Task statement:
Reproduce the records below in full and word for word, excluding pictures.

Data provided:
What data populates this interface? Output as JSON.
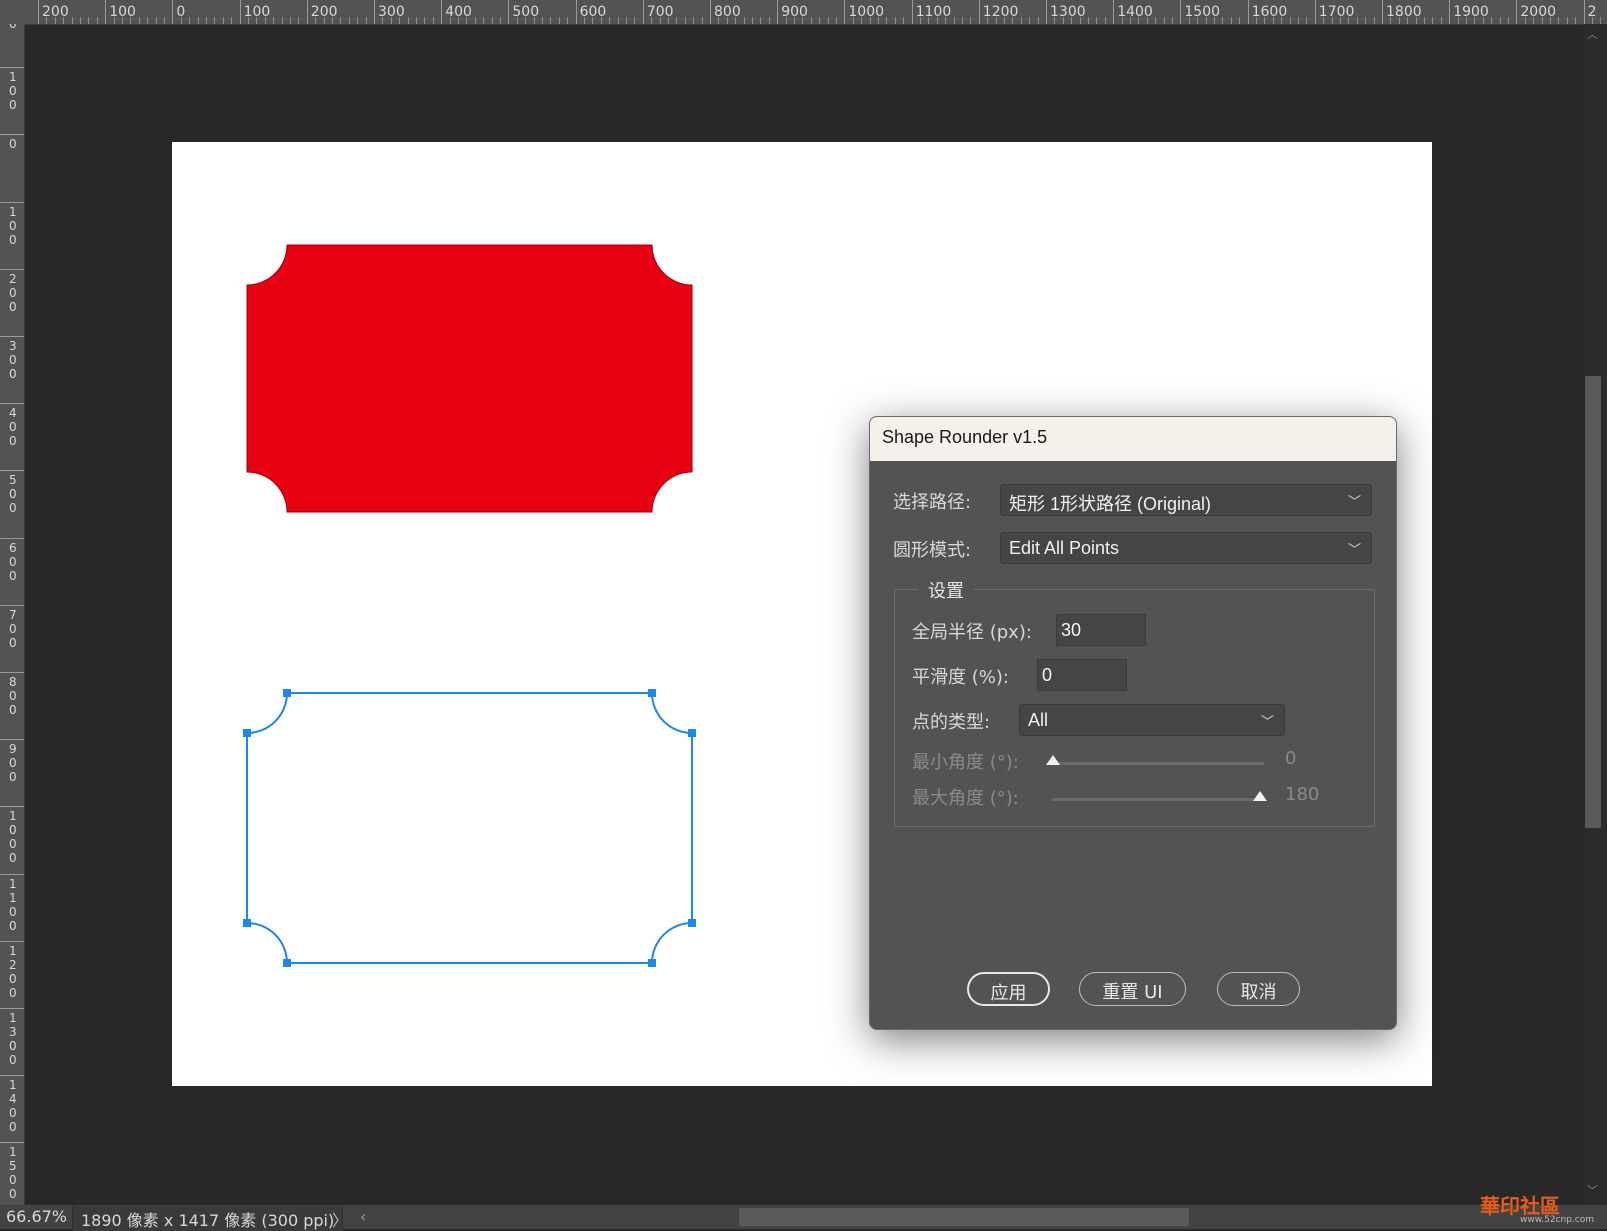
{
  "rulers": {
    "top_labels": [
      "200",
      "100",
      "0",
      "100",
      "200",
      "300",
      "400",
      "500",
      "600",
      "700",
      "800",
      "900",
      "1000",
      "1100",
      "1200",
      "1300",
      "1400",
      "1500",
      "1600",
      "1700",
      "1800",
      "1900",
      "2000",
      "2"
    ],
    "left_labels": [
      "00",
      "100",
      "0",
      "100",
      "200",
      "300",
      "400",
      "500",
      "600",
      "700",
      "800",
      "900",
      "1000",
      "1100",
      "1200",
      "1300",
      "1400",
      "1500"
    ]
  },
  "dialog": {
    "title": "Shape Rounder v1.5",
    "select_path_label": "选择路径:",
    "select_path_value": "矩形 1形状路径 (Original)",
    "round_mode_label": "圆形模式:",
    "round_mode_value": "Edit All Points",
    "settings_legend": "设置",
    "global_radius_label": "全局半径 (px):",
    "global_radius_value": "30",
    "smoothness_label": "平滑度 (%):",
    "smoothness_value": "0",
    "point_type_label": "点的类型:",
    "point_type_value": "All",
    "min_angle_label": "最小角度 (°):",
    "min_angle_value": "0",
    "max_angle_label": "最大角度 (°):",
    "max_angle_value": "180",
    "apply_button": "应用",
    "reset_button": "重置 UI",
    "cancel_button": "取消"
  },
  "status": {
    "zoom": "66.67%",
    "doc_info": "1890 像素 x 1417 像素 (300 ppi)",
    "chevron": "〉",
    "prev": "‹"
  },
  "watermark": {
    "text": "華印社區",
    "sub": "www.52cnp.com"
  },
  "colors": {
    "shape_fill": "#e60012",
    "path_stroke": "#1e88e5",
    "anchor": "#1e88e5"
  }
}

Exercise answer:
What data populates this interface? Output as JSON.
{
  "rulers": {
    "top_labels": [
      "200",
      "100",
      "0",
      "100",
      "200",
      "300",
      "400",
      "500",
      "600",
      "700",
      "800",
      "900",
      "1000",
      "1100",
      "1200",
      "1300",
      "1400",
      "1500",
      "1600",
      "1700",
      "1800",
      "1900",
      "2000",
      "2"
    ],
    "left_labels": [
      "00",
      "100",
      "0",
      "100",
      "200",
      "300",
      "400",
      "500",
      "600",
      "700",
      "800",
      "900",
      "1000",
      "1100",
      "1200",
      "1300",
      "1400",
      "1500"
    ]
  },
  "dialog": {
    "title": "Shape Rounder v1.5",
    "select_path_label": "选择路径:",
    "select_path_value": "矩形 1形状路径 (Original)",
    "round_mode_label": "圆形模式:",
    "round_mode_value": "Edit All Points",
    "settings_legend": "设置",
    "global_radius_label": "全局半径 (px):",
    "global_radius_value": "30",
    "smoothness_label": "平滑度 (%):",
    "smoothness_value": "0",
    "point_type_label": "点的类型:",
    "point_type_value": "All",
    "min_angle_label": "最小角度 (°):",
    "min_angle_value": "0",
    "max_angle_label": "最大角度 (°):",
    "max_angle_value": "180",
    "apply_button": "应用",
    "reset_button": "重置 UI",
    "cancel_button": "取消"
  },
  "status": {
    "zoom": "66.67%",
    "doc_info": "1890 像素 x 1417 像素 (300 ppi)",
    "chevron": "〉",
    "prev": "‹"
  },
  "watermark": {
    "text": "華印社區",
    "sub": "www.52cnp.com"
  },
  "colors": {
    "shape_fill": "#e60012",
    "path_stroke": "#1e88e5",
    "anchor": "#1e88e5"
  }
}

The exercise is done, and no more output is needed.